Data listing
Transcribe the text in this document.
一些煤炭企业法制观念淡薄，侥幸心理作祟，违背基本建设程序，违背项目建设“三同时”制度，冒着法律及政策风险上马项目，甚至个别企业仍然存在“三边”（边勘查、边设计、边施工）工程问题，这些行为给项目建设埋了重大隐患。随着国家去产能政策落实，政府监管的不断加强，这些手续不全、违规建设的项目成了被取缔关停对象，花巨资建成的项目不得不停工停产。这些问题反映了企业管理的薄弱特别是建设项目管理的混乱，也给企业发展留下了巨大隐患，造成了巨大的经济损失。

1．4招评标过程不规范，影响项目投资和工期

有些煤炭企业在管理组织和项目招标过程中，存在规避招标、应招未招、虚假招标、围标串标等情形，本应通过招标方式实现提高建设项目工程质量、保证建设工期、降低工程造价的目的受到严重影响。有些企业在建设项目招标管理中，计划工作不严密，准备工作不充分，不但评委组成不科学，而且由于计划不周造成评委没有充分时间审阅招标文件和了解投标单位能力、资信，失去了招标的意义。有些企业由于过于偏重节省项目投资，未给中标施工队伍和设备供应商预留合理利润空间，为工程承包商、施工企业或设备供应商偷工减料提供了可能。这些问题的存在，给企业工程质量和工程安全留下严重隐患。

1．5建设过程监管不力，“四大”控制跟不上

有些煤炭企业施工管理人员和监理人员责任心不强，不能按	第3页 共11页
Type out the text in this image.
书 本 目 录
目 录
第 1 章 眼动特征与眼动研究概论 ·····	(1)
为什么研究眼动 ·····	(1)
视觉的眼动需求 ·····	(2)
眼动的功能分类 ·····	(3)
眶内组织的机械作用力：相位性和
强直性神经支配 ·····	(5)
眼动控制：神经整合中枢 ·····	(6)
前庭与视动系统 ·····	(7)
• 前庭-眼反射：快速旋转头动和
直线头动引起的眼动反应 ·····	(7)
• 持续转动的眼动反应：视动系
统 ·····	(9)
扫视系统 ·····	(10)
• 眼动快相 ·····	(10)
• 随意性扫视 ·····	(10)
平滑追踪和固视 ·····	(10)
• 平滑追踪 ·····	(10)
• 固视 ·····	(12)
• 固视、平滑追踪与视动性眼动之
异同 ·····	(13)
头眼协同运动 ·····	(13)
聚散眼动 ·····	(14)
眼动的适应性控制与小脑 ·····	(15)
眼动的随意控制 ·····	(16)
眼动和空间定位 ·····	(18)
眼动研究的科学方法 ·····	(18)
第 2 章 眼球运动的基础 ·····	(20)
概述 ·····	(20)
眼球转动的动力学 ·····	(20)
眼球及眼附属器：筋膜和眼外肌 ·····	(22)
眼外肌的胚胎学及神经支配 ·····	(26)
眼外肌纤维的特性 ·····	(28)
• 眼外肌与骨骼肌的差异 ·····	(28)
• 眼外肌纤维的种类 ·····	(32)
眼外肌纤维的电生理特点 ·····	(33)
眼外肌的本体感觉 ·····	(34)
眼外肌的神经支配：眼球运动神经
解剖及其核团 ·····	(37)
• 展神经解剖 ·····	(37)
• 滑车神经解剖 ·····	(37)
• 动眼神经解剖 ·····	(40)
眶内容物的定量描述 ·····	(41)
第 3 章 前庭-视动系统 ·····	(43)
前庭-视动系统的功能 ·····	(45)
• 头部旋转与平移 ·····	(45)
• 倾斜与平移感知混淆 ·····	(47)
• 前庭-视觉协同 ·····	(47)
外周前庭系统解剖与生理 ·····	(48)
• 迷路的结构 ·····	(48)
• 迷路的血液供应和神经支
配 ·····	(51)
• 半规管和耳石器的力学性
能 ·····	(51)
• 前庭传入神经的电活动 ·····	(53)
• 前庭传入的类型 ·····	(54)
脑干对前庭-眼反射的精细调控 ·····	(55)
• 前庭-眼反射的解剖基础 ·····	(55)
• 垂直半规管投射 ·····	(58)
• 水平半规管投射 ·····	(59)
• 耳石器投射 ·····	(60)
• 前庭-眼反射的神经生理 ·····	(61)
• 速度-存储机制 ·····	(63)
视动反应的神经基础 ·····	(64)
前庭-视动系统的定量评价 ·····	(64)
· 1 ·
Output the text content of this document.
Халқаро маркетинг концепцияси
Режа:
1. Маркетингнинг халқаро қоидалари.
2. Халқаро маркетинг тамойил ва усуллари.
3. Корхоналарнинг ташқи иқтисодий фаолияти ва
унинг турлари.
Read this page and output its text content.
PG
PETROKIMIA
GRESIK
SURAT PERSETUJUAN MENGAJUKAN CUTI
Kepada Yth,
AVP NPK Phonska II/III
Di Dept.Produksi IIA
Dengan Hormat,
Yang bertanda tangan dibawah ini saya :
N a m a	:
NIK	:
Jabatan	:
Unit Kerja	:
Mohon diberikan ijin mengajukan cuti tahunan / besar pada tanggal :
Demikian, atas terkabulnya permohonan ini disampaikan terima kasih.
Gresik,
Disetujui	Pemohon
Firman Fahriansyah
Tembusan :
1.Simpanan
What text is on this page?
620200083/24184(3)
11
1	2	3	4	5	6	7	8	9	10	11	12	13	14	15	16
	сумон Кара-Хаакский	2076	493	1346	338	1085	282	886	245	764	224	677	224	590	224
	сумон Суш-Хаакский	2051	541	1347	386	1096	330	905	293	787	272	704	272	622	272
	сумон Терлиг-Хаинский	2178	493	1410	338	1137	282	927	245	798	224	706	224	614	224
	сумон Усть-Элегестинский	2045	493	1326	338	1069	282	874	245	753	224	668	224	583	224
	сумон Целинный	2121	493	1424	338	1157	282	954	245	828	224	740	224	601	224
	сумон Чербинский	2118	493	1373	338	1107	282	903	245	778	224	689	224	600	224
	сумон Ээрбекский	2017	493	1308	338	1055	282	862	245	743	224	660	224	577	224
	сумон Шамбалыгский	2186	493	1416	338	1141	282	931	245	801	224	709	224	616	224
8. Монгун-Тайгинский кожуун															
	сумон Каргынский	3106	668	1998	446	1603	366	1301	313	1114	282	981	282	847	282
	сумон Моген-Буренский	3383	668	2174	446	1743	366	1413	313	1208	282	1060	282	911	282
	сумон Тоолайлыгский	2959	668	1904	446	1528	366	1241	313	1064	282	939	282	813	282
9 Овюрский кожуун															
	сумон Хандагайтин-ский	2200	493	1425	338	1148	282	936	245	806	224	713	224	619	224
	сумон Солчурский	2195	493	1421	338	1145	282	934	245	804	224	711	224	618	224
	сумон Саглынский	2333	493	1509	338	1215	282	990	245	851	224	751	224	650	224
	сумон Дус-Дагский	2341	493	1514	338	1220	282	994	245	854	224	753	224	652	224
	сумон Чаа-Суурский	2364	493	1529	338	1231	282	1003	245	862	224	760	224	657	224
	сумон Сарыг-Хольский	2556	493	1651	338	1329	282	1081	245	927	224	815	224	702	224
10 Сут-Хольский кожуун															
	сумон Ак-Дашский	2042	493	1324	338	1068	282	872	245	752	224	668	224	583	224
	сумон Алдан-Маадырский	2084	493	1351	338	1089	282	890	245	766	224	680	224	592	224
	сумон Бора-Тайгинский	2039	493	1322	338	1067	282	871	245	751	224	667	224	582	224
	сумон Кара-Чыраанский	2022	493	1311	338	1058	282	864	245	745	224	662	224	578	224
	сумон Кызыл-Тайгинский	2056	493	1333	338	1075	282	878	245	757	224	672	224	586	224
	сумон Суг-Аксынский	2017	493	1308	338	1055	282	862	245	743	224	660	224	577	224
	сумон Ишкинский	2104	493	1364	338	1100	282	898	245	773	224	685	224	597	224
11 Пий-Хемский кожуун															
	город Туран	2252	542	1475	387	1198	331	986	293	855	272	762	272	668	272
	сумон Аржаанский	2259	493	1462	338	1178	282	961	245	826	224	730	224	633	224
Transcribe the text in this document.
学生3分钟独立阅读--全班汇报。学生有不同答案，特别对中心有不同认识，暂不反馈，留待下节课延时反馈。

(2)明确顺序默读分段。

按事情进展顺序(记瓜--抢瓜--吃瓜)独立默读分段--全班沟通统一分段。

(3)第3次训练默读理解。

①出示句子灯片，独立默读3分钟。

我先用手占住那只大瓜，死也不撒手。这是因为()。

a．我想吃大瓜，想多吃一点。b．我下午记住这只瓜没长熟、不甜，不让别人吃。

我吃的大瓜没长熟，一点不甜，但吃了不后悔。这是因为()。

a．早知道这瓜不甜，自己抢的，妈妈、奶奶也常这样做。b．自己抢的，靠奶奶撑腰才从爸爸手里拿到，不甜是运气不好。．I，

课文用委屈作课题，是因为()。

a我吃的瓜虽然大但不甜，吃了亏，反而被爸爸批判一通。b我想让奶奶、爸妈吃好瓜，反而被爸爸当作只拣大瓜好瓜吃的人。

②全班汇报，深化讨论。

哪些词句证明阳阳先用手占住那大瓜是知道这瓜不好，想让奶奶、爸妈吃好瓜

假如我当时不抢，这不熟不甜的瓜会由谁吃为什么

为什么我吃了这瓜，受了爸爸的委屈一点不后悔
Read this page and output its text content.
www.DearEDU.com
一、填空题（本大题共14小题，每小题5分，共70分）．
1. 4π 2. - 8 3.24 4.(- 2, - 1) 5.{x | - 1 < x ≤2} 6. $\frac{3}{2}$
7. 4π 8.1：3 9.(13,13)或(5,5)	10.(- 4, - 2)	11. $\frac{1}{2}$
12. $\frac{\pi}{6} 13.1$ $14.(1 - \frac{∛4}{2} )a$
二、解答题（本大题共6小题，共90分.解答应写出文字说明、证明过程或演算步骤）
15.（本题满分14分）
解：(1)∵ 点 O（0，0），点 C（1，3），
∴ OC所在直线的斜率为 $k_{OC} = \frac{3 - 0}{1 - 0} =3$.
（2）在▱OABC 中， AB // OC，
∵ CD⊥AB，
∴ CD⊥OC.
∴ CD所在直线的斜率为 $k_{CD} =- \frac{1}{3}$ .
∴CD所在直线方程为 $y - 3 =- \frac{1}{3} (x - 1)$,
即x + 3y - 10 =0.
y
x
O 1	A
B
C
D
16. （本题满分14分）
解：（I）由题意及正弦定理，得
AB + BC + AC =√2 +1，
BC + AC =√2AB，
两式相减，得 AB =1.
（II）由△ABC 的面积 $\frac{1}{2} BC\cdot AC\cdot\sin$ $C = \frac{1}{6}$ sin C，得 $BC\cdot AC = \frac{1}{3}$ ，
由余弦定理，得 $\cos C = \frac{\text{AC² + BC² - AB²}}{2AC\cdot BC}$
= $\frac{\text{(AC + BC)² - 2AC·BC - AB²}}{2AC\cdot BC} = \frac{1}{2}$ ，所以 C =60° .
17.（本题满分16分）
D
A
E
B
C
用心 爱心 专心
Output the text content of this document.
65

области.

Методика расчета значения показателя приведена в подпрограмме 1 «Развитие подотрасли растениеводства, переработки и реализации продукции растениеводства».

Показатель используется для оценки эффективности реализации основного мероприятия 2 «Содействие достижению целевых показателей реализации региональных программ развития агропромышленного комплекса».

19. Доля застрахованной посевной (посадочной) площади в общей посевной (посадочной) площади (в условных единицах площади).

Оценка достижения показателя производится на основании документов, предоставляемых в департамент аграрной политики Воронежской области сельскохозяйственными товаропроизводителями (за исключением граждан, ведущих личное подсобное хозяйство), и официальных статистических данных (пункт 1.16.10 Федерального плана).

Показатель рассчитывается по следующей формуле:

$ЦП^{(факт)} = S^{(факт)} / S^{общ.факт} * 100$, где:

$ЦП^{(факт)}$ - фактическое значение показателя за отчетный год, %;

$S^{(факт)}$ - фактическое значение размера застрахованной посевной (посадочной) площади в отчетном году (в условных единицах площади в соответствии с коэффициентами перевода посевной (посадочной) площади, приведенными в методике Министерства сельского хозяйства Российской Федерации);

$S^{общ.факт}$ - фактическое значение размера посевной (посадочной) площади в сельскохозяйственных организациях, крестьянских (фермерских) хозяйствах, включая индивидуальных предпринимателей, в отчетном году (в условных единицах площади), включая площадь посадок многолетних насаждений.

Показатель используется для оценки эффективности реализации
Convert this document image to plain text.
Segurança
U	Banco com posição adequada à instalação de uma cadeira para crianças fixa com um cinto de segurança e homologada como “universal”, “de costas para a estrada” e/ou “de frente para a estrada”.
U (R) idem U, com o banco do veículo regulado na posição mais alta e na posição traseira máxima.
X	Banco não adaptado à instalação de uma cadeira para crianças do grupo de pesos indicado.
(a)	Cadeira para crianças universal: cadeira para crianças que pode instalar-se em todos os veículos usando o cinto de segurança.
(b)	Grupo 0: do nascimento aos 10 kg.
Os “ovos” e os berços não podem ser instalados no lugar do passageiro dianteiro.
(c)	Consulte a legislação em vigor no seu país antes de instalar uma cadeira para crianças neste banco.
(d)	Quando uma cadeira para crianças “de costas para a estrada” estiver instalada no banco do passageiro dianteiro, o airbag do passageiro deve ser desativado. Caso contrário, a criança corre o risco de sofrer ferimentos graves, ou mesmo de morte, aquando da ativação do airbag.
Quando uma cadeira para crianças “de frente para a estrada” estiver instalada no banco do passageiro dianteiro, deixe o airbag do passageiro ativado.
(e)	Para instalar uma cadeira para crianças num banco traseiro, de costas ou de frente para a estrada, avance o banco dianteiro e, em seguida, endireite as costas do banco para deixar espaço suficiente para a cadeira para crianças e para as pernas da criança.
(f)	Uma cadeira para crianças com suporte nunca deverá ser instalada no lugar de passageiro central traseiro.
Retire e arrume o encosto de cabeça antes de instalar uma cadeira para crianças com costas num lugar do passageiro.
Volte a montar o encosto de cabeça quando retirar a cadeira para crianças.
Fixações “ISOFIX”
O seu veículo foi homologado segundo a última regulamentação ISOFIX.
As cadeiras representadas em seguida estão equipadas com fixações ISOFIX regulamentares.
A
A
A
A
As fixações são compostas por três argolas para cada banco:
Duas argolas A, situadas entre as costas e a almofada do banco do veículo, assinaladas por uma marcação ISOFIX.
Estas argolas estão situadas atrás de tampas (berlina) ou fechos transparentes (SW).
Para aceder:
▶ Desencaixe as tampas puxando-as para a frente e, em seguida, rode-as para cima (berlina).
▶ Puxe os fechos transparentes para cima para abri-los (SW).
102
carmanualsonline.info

◆ **THE PROBLEM**
Each line in the entries above that includes the string "условных" should be extracted.

◆ **SOLUTION FOR THIS EXERCISE**
19. Доля застрахованной посевной (посадочной) площади в общей посевной (посадочной) площади (в условных единицах площади).
$S^{(факт)}$ - фактическое значение размера застрахованной посевной (посадочной) площади в отчетном году (в условных единицах площади в соответствии с коэффициентами перевода посевной (посадочной) площади, приведенными в методике Министерства сельского хозяйства Российской Федерации);
$S^{общ.факт}$ - фактическое значение размера посевной (посадочной) площади в сельскохозяйственных организациях, крестьянских (фермерских) хозяйствах, включая индивидуальных предпринимателей, в отчетном году (в условных единицах площади), включая площадь посадок многолетних насаждений.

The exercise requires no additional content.